» **Written problem**
For the copy, please give all of the data again exactly and leave the pictures out.

» **Data provided**

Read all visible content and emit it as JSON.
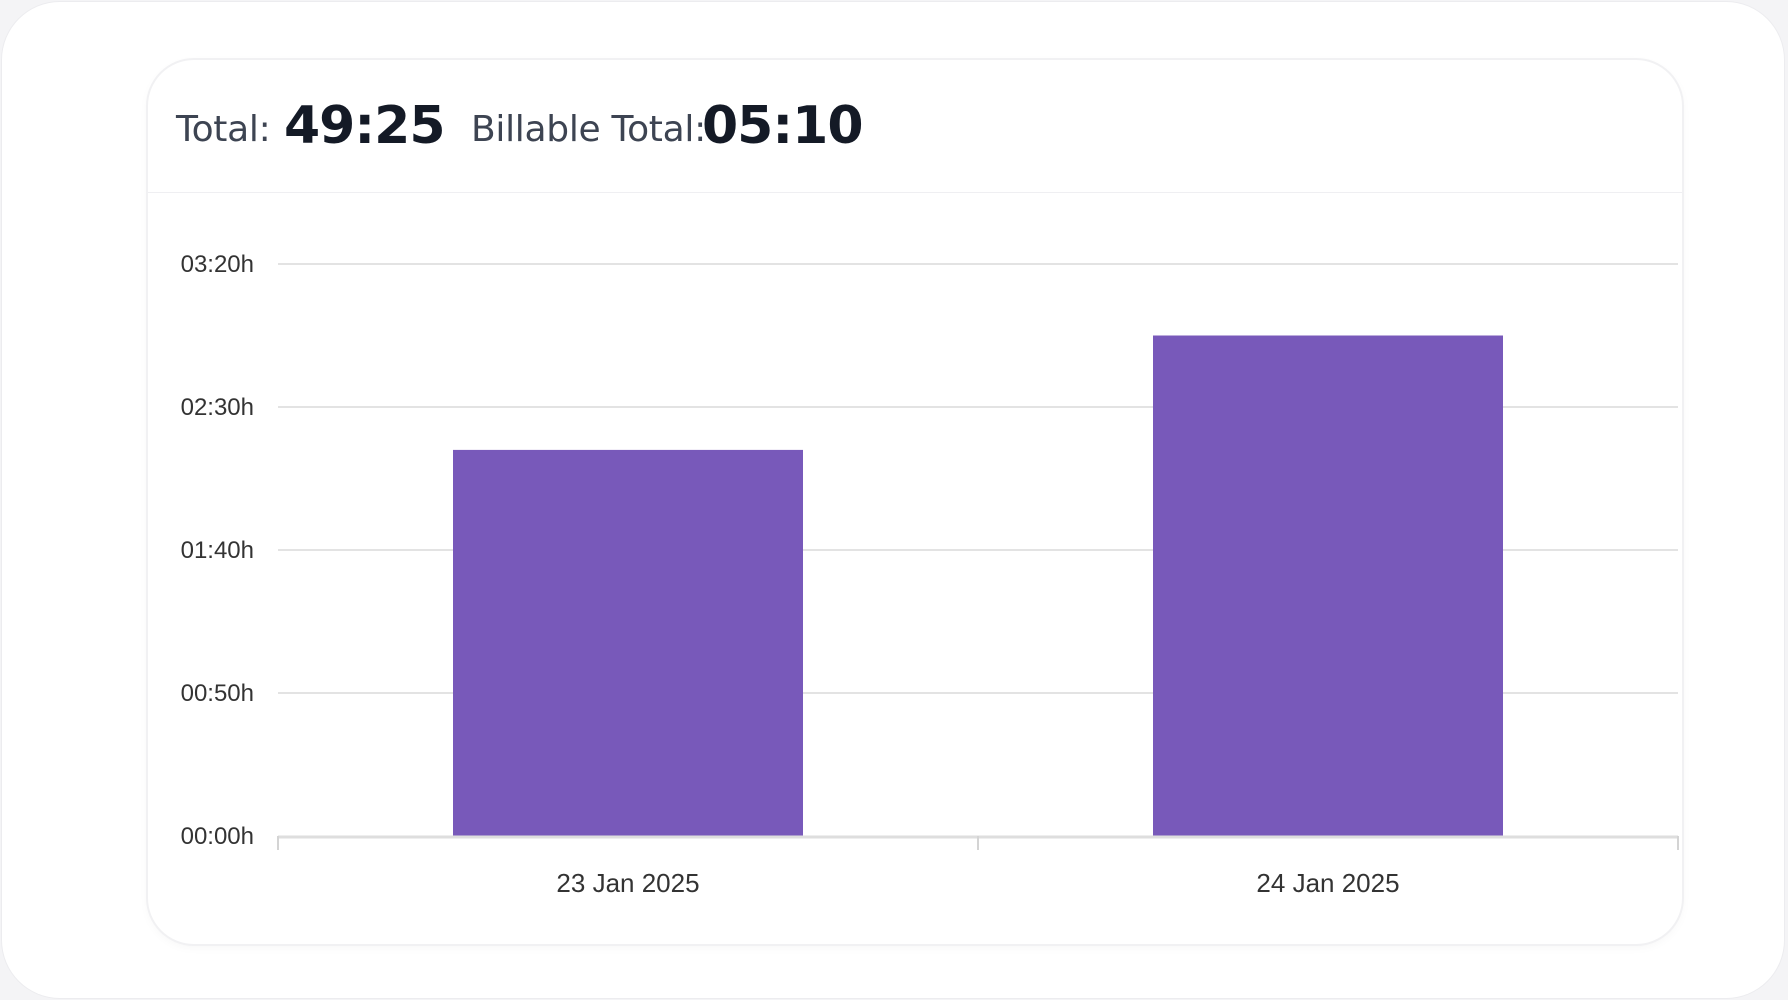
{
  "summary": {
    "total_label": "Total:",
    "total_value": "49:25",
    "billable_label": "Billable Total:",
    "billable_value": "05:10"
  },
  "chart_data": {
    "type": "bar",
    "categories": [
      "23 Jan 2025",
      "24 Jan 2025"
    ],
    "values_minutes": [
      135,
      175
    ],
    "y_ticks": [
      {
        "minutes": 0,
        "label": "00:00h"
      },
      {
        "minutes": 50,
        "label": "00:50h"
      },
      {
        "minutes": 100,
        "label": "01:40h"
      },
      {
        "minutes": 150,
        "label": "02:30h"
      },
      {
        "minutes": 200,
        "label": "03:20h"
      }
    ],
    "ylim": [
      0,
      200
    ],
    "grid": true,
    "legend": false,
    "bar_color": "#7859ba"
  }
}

» **Result of the exercise**
Read all visible content and emit it as JSON.
{
  "summary": {
    "total_label": "Total:",
    "total_value": "49:25",
    "billable_label": "Billable Total:",
    "billable_value": "05:10"
  },
  "chart_data": {
    "type": "bar",
    "categories": [
      "23 Jan 2025",
      "24 Jan 2025"
    ],
    "values_minutes": [
      135,
      175
    ],
    "y_ticks": [
      {
        "minutes": 0,
        "label": "00:00h"
      },
      {
        "minutes": 50,
        "label": "00:50h"
      },
      {
        "minutes": 100,
        "label": "01:40h"
      },
      {
        "minutes": 150,
        "label": "02:30h"
      },
      {
        "minutes": 200,
        "label": "03:20h"
      }
    ],
    "ylim": [
      0,
      200
    ],
    "grid": true,
    "legend": false,
    "bar_color": "#7859ba"
  }
}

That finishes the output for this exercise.